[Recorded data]
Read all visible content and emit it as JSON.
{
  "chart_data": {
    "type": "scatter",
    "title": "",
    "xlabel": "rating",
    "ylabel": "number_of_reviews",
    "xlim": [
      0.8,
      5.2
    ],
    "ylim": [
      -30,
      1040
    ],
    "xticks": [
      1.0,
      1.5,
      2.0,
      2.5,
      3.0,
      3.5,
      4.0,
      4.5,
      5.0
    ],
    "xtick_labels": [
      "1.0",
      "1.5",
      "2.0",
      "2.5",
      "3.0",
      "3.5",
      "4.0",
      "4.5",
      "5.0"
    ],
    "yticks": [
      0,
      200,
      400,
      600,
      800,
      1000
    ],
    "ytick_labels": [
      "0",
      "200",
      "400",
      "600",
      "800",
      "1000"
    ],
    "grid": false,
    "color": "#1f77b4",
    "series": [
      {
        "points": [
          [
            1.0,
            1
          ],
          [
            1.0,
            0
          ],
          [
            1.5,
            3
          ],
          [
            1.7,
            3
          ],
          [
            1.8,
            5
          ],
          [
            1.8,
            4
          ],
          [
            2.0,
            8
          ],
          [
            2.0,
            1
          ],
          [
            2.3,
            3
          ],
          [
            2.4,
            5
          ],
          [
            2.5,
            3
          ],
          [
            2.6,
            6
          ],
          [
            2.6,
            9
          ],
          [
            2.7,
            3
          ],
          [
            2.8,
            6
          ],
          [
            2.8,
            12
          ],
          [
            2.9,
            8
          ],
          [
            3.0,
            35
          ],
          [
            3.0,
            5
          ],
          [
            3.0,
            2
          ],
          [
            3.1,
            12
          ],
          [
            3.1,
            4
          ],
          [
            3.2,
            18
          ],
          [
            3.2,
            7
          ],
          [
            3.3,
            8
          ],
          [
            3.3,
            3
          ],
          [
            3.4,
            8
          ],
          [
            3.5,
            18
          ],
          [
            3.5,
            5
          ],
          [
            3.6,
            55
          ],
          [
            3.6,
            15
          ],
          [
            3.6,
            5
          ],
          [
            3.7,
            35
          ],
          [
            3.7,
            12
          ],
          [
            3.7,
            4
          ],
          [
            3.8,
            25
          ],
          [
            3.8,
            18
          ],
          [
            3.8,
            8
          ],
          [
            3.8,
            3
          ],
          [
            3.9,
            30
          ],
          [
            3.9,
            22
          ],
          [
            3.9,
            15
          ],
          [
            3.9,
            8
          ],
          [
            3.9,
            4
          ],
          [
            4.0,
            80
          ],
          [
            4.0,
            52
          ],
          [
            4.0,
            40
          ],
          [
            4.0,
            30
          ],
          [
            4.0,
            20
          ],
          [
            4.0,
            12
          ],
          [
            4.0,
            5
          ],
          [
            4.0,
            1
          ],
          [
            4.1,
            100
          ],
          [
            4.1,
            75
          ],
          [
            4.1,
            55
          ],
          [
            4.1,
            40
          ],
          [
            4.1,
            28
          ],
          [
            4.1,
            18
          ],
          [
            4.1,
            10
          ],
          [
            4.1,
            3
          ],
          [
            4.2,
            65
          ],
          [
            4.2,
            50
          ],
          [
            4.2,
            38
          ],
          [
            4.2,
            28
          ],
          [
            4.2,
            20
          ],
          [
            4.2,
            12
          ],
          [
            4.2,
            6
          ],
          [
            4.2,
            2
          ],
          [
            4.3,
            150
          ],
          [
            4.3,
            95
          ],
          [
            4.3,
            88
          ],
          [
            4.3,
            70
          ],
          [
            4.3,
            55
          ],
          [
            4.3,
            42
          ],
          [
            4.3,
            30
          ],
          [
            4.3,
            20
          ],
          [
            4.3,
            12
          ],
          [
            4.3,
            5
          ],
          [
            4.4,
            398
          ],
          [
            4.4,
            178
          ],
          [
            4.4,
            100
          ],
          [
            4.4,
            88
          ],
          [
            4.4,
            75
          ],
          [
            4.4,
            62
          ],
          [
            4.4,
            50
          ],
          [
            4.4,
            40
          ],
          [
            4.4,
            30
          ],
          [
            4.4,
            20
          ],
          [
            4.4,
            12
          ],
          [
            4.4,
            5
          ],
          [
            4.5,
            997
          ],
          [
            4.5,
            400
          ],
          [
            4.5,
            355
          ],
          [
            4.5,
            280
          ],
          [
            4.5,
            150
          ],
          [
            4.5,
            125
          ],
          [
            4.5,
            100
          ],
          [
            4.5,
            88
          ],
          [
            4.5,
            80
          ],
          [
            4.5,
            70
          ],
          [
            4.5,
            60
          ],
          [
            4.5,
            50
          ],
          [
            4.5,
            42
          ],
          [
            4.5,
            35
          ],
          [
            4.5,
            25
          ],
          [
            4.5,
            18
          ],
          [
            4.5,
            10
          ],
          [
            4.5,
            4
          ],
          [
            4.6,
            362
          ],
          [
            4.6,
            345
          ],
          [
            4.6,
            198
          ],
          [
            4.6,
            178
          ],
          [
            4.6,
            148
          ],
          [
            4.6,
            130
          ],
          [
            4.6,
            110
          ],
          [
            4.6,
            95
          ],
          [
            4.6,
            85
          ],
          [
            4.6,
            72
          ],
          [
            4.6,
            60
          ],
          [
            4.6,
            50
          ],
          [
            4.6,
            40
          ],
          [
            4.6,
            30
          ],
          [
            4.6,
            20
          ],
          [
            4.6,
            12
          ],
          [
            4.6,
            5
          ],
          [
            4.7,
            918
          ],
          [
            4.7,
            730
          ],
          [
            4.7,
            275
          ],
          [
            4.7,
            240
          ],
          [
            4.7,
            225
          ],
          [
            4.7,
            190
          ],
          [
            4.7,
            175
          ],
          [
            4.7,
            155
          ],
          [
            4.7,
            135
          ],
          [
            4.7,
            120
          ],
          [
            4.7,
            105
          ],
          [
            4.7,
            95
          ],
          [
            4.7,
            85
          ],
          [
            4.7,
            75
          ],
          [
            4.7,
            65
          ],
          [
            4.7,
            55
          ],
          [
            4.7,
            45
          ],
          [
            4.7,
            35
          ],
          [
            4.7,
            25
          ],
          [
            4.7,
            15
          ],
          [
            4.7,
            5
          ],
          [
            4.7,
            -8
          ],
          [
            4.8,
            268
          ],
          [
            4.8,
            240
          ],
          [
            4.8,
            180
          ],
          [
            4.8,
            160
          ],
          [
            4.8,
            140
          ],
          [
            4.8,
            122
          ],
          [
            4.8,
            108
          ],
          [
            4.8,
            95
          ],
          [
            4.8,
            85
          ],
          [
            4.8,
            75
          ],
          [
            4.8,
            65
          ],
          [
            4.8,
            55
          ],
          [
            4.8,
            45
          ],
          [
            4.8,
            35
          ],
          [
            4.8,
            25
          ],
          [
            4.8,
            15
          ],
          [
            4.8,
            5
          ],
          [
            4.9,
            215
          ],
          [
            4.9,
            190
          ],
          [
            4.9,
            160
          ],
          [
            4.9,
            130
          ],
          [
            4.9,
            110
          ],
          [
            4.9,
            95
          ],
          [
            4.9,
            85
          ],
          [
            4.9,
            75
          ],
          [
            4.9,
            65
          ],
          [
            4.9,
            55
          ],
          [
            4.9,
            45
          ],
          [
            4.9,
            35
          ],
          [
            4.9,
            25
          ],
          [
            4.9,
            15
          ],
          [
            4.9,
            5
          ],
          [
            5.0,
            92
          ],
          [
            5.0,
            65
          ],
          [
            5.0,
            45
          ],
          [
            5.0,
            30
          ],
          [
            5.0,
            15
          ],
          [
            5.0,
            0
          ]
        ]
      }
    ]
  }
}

** Goal of the exercise **
Give the data again, exactly as it stands.

** The reply **
Read all visible content and emit it as JSON.
{
  "chart_data": {
    "type": "scatter",
    "title": "",
    "xlabel": "rating",
    "ylabel": "number_of_reviews",
    "xlim": [
      0.8,
      5.2
    ],
    "ylim": [
      -30,
      1040
    ],
    "xticks": [
      1.0,
      1.5,
      2.0,
      2.5,
      3.0,
      3.5,
      4.0,
      4.5,
      5.0
    ],
    "xtick_labels": [
      "1.0",
      "1.5",
      "2.0",
      "2.5",
      "3.0",
      "3.5",
      "4.0",
      "4.5",
      "5.0"
    ],
    "yticks": [
      0,
      200,
      400,
      600,
      800,
      1000
    ],
    "ytick_labels": [
      "0",
      "200",
      "400",
      "600",
      "800",
      "1000"
    ],
    "grid": false,
    "color": "#1f77b4",
    "series": [
      {
        "points": [
          [
            1.0,
            1
          ],
          [
            1.0,
            0
          ],
          [
            1.5,
            3
          ],
          [
            1.7,
            3
          ],
          [
            1.8,
            5
          ],
          [
            1.8,
            4
          ],
          [
            2.0,
            8
          ],
          [
            2.0,
            1
          ],
          [
            2.3,
            3
          ],
          [
            2.4,
            5
          ],
          [
            2.5,
            3
          ],
          [
            2.6,
            6
          ],
          [
            2.6,
            9
          ],
          [
            2.7,
            3
          ],
          [
            2.8,
            6
          ],
          [
            2.8,
            12
          ],
          [
            2.9,
            8
          ],
          [
            3.0,
            35
          ],
          [
            3.0,
            5
          ],
          [
            3.0,
            2
          ],
          [
            3.1,
            12
          ],
          [
            3.1,
            4
          ],
          [
            3.2,
            18
          ],
          [
            3.2,
            7
          ],
          [
            3.3,
            8
          ],
          [
            3.3,
            3
          ],
          [
            3.4,
            8
          ],
          [
            3.5,
            18
          ],
          [
            3.5,
            5
          ],
          [
            3.6,
            55
          ],
          [
            3.6,
            15
          ],
          [
            3.6,
            5
          ],
          [
            3.7,
            35
          ],
          [
            3.7,
            12
          ],
          [
            3.7,
            4
          ],
          [
            3.8,
            25
          ],
          [
            3.8,
            18
          ],
          [
            3.8,
            8
          ],
          [
            3.8,
            3
          ],
          [
            3.9,
            30
          ],
          [
            3.9,
            22
          ],
          [
            3.9,
            15
          ],
          [
            3.9,
            8
          ],
          [
            3.9,
            4
          ],
          [
            4.0,
            80
          ],
          [
            4.0,
            52
          ],
          [
            4.0,
            40
          ],
          [
            4.0,
            30
          ],
          [
            4.0,
            20
          ],
          [
            4.0,
            12
          ],
          [
            4.0,
            5
          ],
          [
            4.0,
            1
          ],
          [
            4.1,
            100
          ],
          [
            4.1,
            75
          ],
          [
            4.1,
            55
          ],
          [
            4.1,
            40
          ],
          [
            4.1,
            28
          ],
          [
            4.1,
            18
          ],
          [
            4.1,
            10
          ],
          [
            4.1,
            3
          ],
          [
            4.2,
            65
          ],
          [
            4.2,
            50
          ],
          [
            4.2,
            38
          ],
          [
            4.2,
            28
          ],
          [
            4.2,
            20
          ],
          [
            4.2,
            12
          ],
          [
            4.2,
            6
          ],
          [
            4.2,
            2
          ],
          [
            4.3,
            150
          ],
          [
            4.3,
            95
          ],
          [
            4.3,
            88
          ],
          [
            4.3,
            70
          ],
          [
            4.3,
            55
          ],
          [
            4.3,
            42
          ],
          [
            4.3,
            30
          ],
          [
            4.3,
            20
          ],
          [
            4.3,
            12
          ],
          [
            4.3,
            5
          ],
          [
            4.4,
            398
          ],
          [
            4.4,
            178
          ],
          [
            4.4,
            100
          ],
          [
            4.4,
            88
          ],
          [
            4.4,
            75
          ],
          [
            4.4,
            62
          ],
          [
            4.4,
            50
          ],
          [
            4.4,
            40
          ],
          [
            4.4,
            30
          ],
          [
            4.4,
            20
          ],
          [
            4.4,
            12
          ],
          [
            4.4,
            5
          ],
          [
            4.5,
            997
          ],
          [
            4.5,
            400
          ],
          [
            4.5,
            355
          ],
          [
            4.5,
            280
          ],
          [
            4.5,
            150
          ],
          [
            4.5,
            125
          ],
          [
            4.5,
            100
          ],
          [
            4.5,
            88
          ],
          [
            4.5,
            80
          ],
          [
            4.5,
            70
          ],
          [
            4.5,
            60
          ],
          [
            4.5,
            50
          ],
          [
            4.5,
            42
          ],
          [
            4.5,
            35
          ],
          [
            4.5,
            25
          ],
          [
            4.5,
            18
          ],
          [
            4.5,
            10
          ],
          [
            4.5,
            4
          ],
          [
            4.6,
            362
          ],
          [
            4.6,
            345
          ],
          [
            4.6,
            198
          ],
          [
            4.6,
            178
          ],
          [
            4.6,
            148
          ],
          [
            4.6,
            130
          ],
          [
            4.6,
            110
          ],
          [
            4.6,
            95
          ],
          [
            4.6,
            85
          ],
          [
            4.6,
            72
          ],
          [
            4.6,
            60
          ],
          [
            4.6,
            50
          ],
          [
            4.6,
            40
          ],
          [
            4.6,
            30
          ],
          [
            4.6,
            20
          ],
          [
            4.6,
            12
          ],
          [
            4.6,
            5
          ],
          [
            4.7,
            918
          ],
          [
            4.7,
            730
          ],
          [
            4.7,
            275
          ],
          [
            4.7,
            240
          ],
          [
            4.7,
            225
          ],
          [
            4.7,
            190
          ],
          [
            4.7,
            175
          ],
          [
            4.7,
            155
          ],
          [
            4.7,
            135
          ],
          [
            4.7,
            120
          ],
          [
            4.7,
            105
          ],
          [
            4.7,
            95
          ],
          [
            4.7,
            85
          ],
          [
            4.7,
            75
          ],
          [
            4.7,
            65
          ],
          [
            4.7,
            55
          ],
          [
            4.7,
            45
          ],
          [
            4.7,
            35
          ],
          [
            4.7,
            25
          ],
          [
            4.7,
            15
          ],
          [
            4.7,
            5
          ],
          [
            4.7,
            -8
          ],
          [
            4.8,
            268
          ],
          [
            4.8,
            240
          ],
          [
            4.8,
            180
          ],
          [
            4.8,
            160
          ],
          [
            4.8,
            140
          ],
          [
            4.8,
            122
          ],
          [
            4.8,
            108
          ],
          [
            4.8,
            95
          ],
          [
            4.8,
            85
          ],
          [
            4.8,
            75
          ],
          [
            4.8,
            65
          ],
          [
            4.8,
            55
          ],
          [
            4.8,
            45
          ],
          [
            4.8,
            35
          ],
          [
            4.8,
            25
          ],
          [
            4.8,
            15
          ],
          [
            4.8,
            5
          ],
          [
            4.9,
            215
          ],
          [
            4.9,
            190
          ],
          [
            4.9,
            160
          ],
          [
            4.9,
            130
          ],
          [
            4.9,
            110
          ],
          [
            4.9,
            95
          ],
          [
            4.9,
            85
          ],
          [
            4.9,
            75
          ],
          [
            4.9,
            65
          ],
          [
            4.9,
            55
          ],
          [
            4.9,
            45
          ],
          [
            4.9,
            35
          ],
          [
            4.9,
            25
          ],
          [
            4.9,
            15
          ],
          [
            4.9,
            5
          ],
          [
            5.0,
            92
          ],
          [
            5.0,
            65
          ],
          [
            5.0,
            45
          ],
          [
            5.0,
            30
          ],
          [
            5.0,
            15
          ],
          [
            5.0,
            0
          ]
        ]
      }
    ]
  }
}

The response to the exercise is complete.